Description of the task:
Write out the records again, exactly, leaving none out.

Supplied records:
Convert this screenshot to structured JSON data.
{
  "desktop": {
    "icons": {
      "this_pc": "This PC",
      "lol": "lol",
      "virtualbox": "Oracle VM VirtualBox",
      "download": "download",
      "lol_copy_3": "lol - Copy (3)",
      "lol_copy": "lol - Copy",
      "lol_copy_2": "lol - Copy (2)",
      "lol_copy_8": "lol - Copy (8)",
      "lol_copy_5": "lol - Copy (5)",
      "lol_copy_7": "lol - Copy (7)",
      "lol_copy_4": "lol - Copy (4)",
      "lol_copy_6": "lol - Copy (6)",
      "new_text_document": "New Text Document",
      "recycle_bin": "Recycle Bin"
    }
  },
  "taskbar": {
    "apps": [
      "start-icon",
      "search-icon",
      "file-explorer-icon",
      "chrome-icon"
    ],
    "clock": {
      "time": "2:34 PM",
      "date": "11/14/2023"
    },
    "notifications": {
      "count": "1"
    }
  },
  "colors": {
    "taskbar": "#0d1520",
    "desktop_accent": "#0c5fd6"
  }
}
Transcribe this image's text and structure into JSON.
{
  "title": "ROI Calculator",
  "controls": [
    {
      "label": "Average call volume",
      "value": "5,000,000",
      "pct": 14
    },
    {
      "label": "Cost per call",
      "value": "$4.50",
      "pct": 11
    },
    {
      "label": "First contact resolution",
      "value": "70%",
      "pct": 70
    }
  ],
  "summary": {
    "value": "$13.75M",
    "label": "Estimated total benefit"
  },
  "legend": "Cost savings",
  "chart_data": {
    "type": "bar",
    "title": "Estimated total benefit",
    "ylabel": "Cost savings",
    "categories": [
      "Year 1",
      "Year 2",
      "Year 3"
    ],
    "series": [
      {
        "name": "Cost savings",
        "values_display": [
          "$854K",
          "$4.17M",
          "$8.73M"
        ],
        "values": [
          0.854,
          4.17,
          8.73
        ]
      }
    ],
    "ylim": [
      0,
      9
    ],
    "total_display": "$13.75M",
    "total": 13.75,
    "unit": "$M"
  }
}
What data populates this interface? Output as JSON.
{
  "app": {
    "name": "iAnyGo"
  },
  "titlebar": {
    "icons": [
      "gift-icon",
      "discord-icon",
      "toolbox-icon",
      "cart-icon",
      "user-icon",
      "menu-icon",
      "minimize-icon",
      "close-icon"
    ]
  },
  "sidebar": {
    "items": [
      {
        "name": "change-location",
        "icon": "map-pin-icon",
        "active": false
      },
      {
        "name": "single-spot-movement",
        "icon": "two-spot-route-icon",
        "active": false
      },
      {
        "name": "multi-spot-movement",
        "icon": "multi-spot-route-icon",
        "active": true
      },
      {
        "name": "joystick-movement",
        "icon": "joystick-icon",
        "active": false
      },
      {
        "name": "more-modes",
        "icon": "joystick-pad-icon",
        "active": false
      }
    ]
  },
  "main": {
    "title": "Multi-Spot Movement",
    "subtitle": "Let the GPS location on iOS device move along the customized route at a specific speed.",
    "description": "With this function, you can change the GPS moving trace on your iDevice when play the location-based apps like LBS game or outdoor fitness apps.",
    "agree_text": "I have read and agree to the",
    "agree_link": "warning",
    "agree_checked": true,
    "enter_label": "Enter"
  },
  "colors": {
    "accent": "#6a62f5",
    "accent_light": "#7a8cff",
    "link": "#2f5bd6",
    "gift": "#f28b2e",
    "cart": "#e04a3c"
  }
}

Finished exercise:
Convert this screenshot to structured JSON data.
{
  "desktop": {
    "icons": {
      "this_pc": "This PC",
      "lol": "lol",
      "virtualbox": "Oracle VM VirtualBox",
      "download": "download",
      "lol_copy_3": "lol - Copy (3)",
      "lol_copy": "lol - Copy",
      "lol_copy_2": "lol - Copy (2)",
      "lol_copy_8": "lol - Copy (8)",
      "lol_copy_5": "lol - Copy (5)",
      "lol_copy_7": "lol - Copy (7)",
      "lol_copy_4": "lol - Copy (4)",
      "lol_copy_6": "lol - Copy (6)",
      "new_text_document": "New Text Document",
      "recycle_bin": "Recycle Bin"
    }
  },
  "taskbar": {
    "apps": [
      "start-icon",
      "search-icon",
      "file-explorer-icon",
      "chrome-icon"
    ],
    "clock": {
      "time": "2:34 PM",
      "date": "11/14/2023"
    },
    "notifications": {
      "count": "1"
    }
  },
  "colors": {
    "taskbar": "#0d1520",
    "desktop_accent": "#0c5fd6"
  }
}
Transcribe this image's text and structure into JSON.
{
  "title": "ROI Calculator",
  "controls": [
    {
      "label": "Average call volume",
      "value": "5,000,000",
      "pct": 14
    },
    {
      "label": "Cost per call",
      "value": "$4.50",
      "pct": 11
    },
    {
      "label": "First contact resolution",
      "value": "70%",
      "pct": 70
    }
  ],
  "summary": {
    "value": "$13.75M",
    "label": "Estimated total benefit"
  },
  "legend": "Cost savings",
  "chart_data": {
    "type": "bar",
    "title": "Estimated total benefit",
    "ylabel": "Cost savings",
    "categories": [
      "Year 1",
      "Year 2",
      "Year 3"
    ],
    "series": [
      {
        "name": "Cost savings",
        "values_display": [
          "$854K",
          "$4.17M",
          "$8.73M"
        ],
        "values": [
          0.854,
          4.17,
          8.73
        ]
      }
    ],
    "ylim": [
      0,
      9
    ],
    "total_display": "$13.75M",
    "total": 13.75,
    "unit": "$M"
  }
}
What data populates this interface? Output as JSON.
{
  "app": {
    "name": "iAnyGo"
  },
  "titlebar": {
    "icons": [
      "gift-icon",
      "discord-icon",
      "toolbox-icon",
      "cart-icon",
      "user-icon",
      "menu-icon",
      "minimize-icon",
      "close-icon"
    ]
  },
  "sidebar": {
    "items": [
      {
        "name": "change-location",
        "icon": "map-pin-icon",
        "active": false
      },
      {
        "name": "single-spot-movement",
        "icon": "two-spot-route-icon",
        "active": false
      },
      {
        "name": "multi-spot-movement",
        "icon": "multi-spot-route-icon",
        "active": true
      },
      {
        "name": "joystick-movement",
        "icon": "joystick-icon",
        "active": false
      },
      {
        "name": "more-modes",
        "icon": "joystick-pad-icon",
        "active": false
      }
    ]
  },
  "main": {
    "title": "Multi-Spot Movement",
    "subtitle": "Let the GPS location on iOS device move along the customized route at a specific speed.",
    "description": "With this function, you can change the GPS moving trace on your iDevice when play the location-based apps like LBS game or outdoor fitness apps.",
    "agree_text": "I have read and agree to the",
    "agree_link": "warning",
    "agree_checked": true,
    "enter_label": "Enter"
  },
  "colors": {
    "accent": "#6a62f5",
    "accent_light": "#7a8cff",
    "link": "#2f5bd6",
    "gift": "#f28b2e",
    "cart": "#e04a3c"
  }
}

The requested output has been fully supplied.